YOUR INSTRUCTIONS » Find the lines holding the string "arrow" in the data, then copy all of them.

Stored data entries
▶
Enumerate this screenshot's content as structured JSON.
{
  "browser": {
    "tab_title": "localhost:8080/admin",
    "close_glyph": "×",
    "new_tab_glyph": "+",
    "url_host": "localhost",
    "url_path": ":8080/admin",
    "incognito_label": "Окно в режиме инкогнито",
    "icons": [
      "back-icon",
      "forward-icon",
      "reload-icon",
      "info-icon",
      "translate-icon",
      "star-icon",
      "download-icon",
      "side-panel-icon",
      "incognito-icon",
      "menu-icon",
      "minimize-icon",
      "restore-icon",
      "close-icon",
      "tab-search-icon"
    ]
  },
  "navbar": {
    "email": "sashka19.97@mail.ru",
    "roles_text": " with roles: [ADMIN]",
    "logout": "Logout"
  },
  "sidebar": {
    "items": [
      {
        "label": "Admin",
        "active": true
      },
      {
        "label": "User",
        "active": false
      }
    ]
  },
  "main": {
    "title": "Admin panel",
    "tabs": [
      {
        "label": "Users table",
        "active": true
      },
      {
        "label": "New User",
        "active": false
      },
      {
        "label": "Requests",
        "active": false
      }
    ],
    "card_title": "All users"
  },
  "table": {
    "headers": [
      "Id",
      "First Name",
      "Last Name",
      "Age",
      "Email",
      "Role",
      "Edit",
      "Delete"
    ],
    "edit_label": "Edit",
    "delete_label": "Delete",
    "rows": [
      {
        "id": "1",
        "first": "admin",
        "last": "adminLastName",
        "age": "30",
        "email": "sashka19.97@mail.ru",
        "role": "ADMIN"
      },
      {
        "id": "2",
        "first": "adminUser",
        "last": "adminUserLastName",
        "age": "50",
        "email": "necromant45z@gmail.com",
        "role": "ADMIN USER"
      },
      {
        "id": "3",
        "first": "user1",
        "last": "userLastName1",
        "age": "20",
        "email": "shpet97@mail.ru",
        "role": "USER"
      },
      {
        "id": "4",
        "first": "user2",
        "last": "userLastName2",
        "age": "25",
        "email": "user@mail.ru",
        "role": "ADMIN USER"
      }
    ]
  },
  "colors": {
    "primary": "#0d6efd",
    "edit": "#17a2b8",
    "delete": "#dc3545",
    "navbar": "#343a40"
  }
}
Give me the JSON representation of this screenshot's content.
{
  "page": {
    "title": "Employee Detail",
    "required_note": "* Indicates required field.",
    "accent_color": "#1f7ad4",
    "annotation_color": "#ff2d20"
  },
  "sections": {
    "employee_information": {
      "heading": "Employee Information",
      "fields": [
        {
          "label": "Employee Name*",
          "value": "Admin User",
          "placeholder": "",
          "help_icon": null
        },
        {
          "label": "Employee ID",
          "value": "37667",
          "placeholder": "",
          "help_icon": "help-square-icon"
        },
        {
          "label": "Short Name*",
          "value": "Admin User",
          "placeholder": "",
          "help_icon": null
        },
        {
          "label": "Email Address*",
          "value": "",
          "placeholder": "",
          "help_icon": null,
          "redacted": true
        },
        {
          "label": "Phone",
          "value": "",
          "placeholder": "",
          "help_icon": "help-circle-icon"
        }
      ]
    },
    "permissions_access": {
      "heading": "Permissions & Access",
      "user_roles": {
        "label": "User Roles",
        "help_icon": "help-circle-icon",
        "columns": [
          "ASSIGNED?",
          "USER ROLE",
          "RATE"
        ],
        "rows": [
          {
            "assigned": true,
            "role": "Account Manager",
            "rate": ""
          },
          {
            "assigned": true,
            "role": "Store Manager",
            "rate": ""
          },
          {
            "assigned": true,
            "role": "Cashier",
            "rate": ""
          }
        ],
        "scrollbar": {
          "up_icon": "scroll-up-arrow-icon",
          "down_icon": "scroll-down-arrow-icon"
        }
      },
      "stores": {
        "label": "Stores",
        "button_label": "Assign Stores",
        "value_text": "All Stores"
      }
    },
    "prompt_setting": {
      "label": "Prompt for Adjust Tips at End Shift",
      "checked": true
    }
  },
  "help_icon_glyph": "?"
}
◀
ANSWER IN FULL »
          "up_icon": "scroll-up-arrow-icon",
          "down_icon": "scroll-down-arrow-icon"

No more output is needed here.